● Required work
For every line in the data below that contains "kiel", copy the line.

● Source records
■ ■ ■ ■

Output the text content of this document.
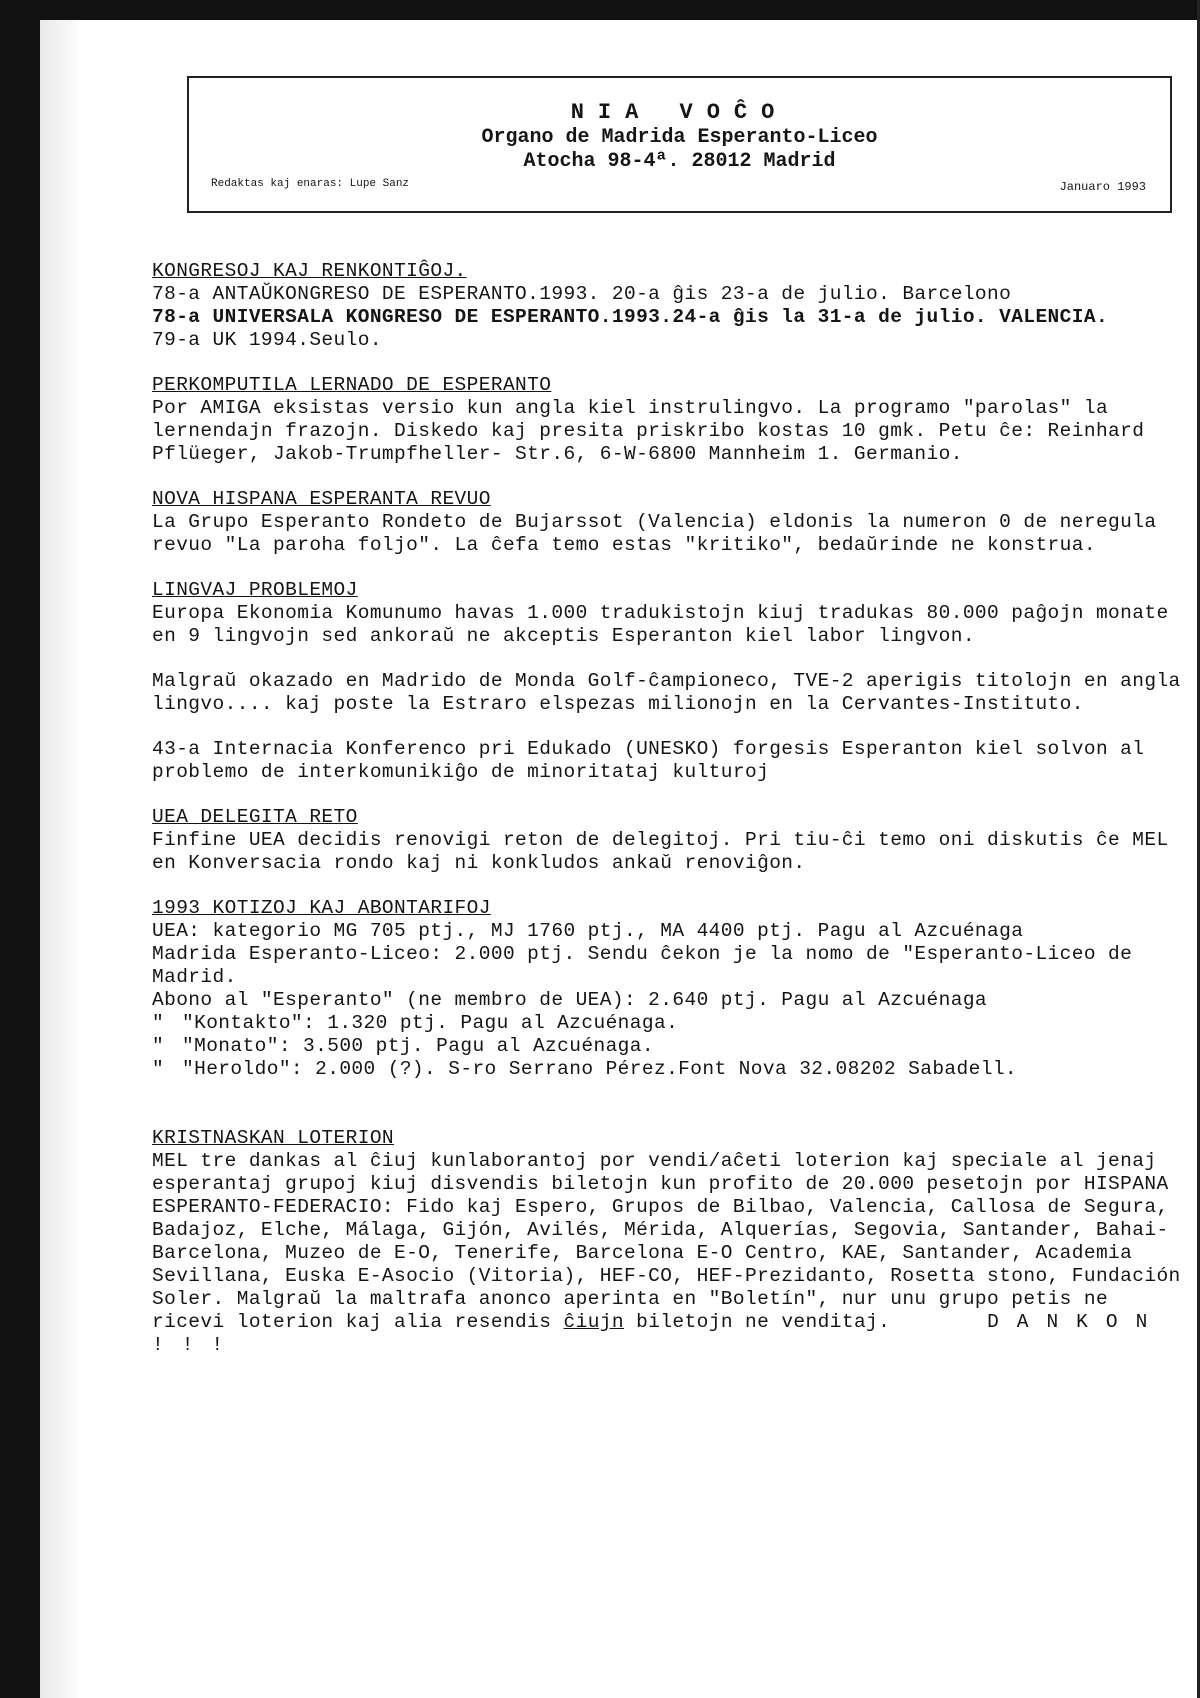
NIA VOĈO
Organo de Madrida Esperanto-Liceo
Atocha 98-4ª. 28012 Madrid
Redaktas kaj enaras: Lupe Sanz	Januaro 1993

KONGRESOJ KAJ RENKONTIĜOJ.

78-a ANTAŬKONGRESO DE ESPERANTO.1993. 20-a ĝis 23-a de julio. Barcelono

78-a UNIVERSALA KONGRESO DE ESPERANTO.1993.24-a ĝis la 31-a de julio. VALENCIA.

79-a UK 1994.Seulo.

PERKOMPUTILA LERNADO DE ESPERANTO

Por AMIGA eksistas versio kun angla kiel instrulingvo. La programo "parolas" la lernendajn frazojn. Diskedo kaj presita priskribo kostas 10 gmk. Petu ĉe: Reinhard Pflüeger, Jakob-Trumpfheller- Str.6, 6-W-6800 Mannheim 1. Germanio.

NOVA HISPANA ESPERANTA REVUO

La Grupo Esperanto Rondeto de Bujarssot (Valencia) eldonis la numeron 0 de neregula revuo "La paroha foljo". La ĉefa temo estas "kritiko", bedaŭrinde ne konstrua.

LINGVAJ PROBLEMOJ

Europa Ekonomia Komunumo havas 1.000 tradukistojn kiuj tradukas 80.000 paĝojn monate en 9 lingvojn sed ankoraŭ ne akceptis Esperanton kiel labor lingvon.

Malgraŭ okazado en Madrido de Monda Golf-ĉampioneco, TVE-2 aperigis titolojn en angla lingvo.... kaj poste la Estraro elspezas milionojn en la Cervantes-Instituto.

43-a Internacia Konferenco pri Edukado (UNESKO) forgesis Esperanton kiel solvon al problemo de interkomunikiĝo de minoritataj kulturoj

UEA DELEGITA RETO

Finfine UEA decidis renovigi reton de delegitoj. Pri tiu-ĉi temo oni diskutis ĉe MEL en Konversacia rondo kaj ni konkludos ankaŭ renoviĝon.

1993 KOTIZOJ KAJ ABONTARIFOJ

UEA: kategorio MG 705 ptj., MJ 1760 ptj., MA 4400 ptj. Pagu al Azcuénaga

Madrida Esperanto-Liceo: 2.000 ptj. Sendu ĉekon je la nomo de "Esperanto-Liceo de Madrid.

Abono al "Esperanto" (ne membro de UEA): 2.640 ptj. Pagu al Azcuénaga

" "Kontakto": 1.320 ptj. Pagu al Azcuénaga.

" "Monato": 3.500 ptj. Pagu al Azcuénaga.

" "Heroldo": 2.000 (?). S-ro Serrano Pérez.Font Nova 32.08202 Sabadell.

KRISTNASKAN LOTERION

MEL tre dankas al ĉiuj kunlaborantoj por vendi/aĉeti loterion kaj speciale al jenaj esperantaj grupoj kiuj disvendis biletojn kun profito de 20.000 pesetojn por HISPANA ESPERANTO-FEDERACIO: Fido kaj Espero, Grupos de Bilbao, Valencia, Callosa de Segura, Badajoz, Elche, Málaga, Gijón, Avilés, Mérida, Alquerías, Segovia, Santander, Bahai-Barcelona, Muzeo de E-O, Tenerife, Barcelona E-O Centro, KAE, Santander, Academia Sevillana, Euska E-Asocio (Vitoria), HEF-CO, HEF-Prezidanto, Rosetta stono, Fundación Soler. Malgraŭ la maltrafa anonco aperinta en "Boletín", nur unu grupo petis ne ricevi loterion kaj alia resendis ĉiujn biletojn ne venditaj.	DANKON !!!
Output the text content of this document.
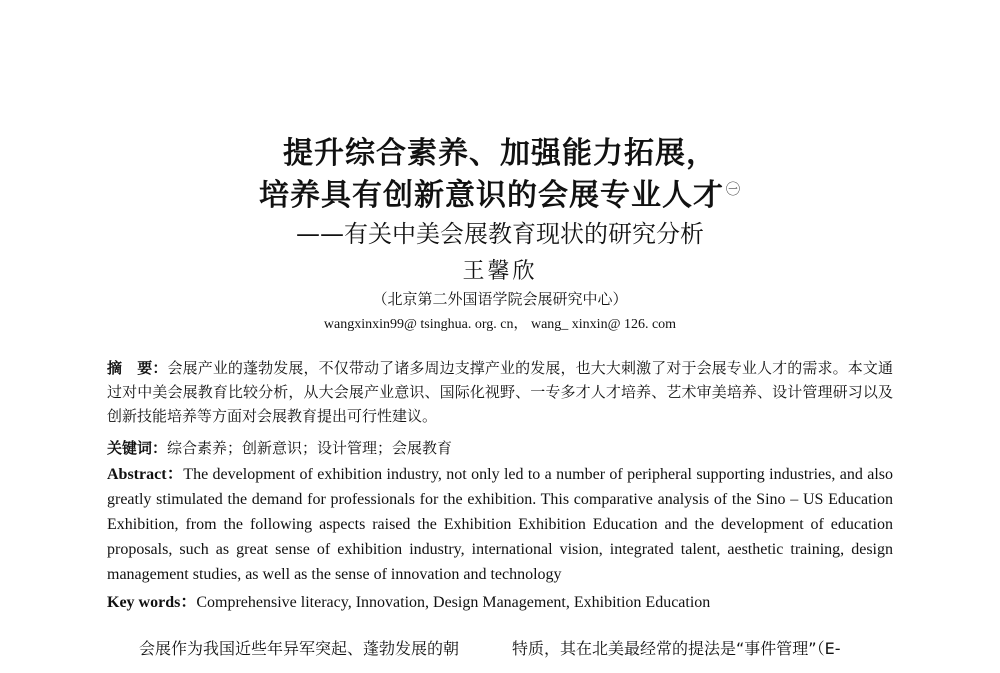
提升综合素养、加强能力拓展，
培养具有创新意识的会展专业人才 $^㊀$
——有关中美会展教育现状的研究分析
王馨欣
（北京第二外国语学院会展研究中心）
wangxinxin99@ tsinghua. org. cn， wang_ xinxin@ 126. com
摘　要：会展产业的蓬勃发展，不仅带动了诸多周边支撑产业的发展，也大大刺激了对于会展专业人才的需求。本文通过对中美会展教育比较分析，从大会展产业意识、国际化视野、一专多才人才培养、艺术审美培养、设计管理研习以及创新技能培养等方面对会展教育提出可行性建议。
关键词：综合素养；创新意识；设计管理；会展教育
Abstract：The development of exhibition industry, not only led to a number of peripheral supporting industries, and also greatly stimulated the demand for professionals for the exhibition. This comparative analysis of the Sino – US Education Exhibition, from the following aspects raised the Exhibition Exhibition Education and the development of education proposals, such as great sense of exhibition industry, international vision, integrated talent, aesthetic training, design management studies, as well as the sense of innovation and technology
Key words：Comprehensive literacy, Innovation, Design Management, Exhibition Education
会展作为我国近些年异军突起、蓬勃发展的朝	特质，其在北美最经常的提法是“事件管理”（E-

■ ■ ■ ■

● Task output
Por AMIGA eksistas versio kun angla kiel instrulingvo. La programo "parolas" la lernendajn frazojn. Diskedo kaj presita priskribo kostas 10 gmk. Petu ĉe: Reinhard Pflüeger, Jakob-Trumpfheller- Str.6, 6-W-6800 Mannheim 1. Germanio.
Europa Ekonomia Komunumo havas 1.000 tradukistojn kiuj tradukas 80.000 paĝojn monate en 9 lingvojn sed ankoraŭ ne akceptis Esperanton kiel labor lingvon.
43-a Internacia Konferenco pri Edukado (UNESKO) forgesis Esperanton kiel solvon al problemo de interkomunikiĝo de minoritataj kulturoj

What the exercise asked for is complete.